-------- Records provided --------
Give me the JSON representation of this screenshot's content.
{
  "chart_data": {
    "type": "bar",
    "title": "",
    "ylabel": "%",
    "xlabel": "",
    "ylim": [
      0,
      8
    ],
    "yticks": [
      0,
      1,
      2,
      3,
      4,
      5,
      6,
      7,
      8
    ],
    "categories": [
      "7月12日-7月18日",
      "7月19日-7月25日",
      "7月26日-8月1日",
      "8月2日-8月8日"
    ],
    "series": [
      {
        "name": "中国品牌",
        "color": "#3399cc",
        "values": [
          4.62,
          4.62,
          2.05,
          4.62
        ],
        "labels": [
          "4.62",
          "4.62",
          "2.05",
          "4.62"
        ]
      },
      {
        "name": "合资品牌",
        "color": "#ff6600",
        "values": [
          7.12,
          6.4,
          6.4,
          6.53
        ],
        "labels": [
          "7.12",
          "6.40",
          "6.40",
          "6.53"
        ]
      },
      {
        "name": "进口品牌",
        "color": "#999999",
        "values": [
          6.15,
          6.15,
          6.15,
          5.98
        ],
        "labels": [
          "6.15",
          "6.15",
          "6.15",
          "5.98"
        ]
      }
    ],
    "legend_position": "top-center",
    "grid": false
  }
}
--------
Search the records for the word "color" and copy every line where it occurs.

Output for this exercise:
        "color": "#3399cc",
        "color": "#ff6600",
        "color": "#999999",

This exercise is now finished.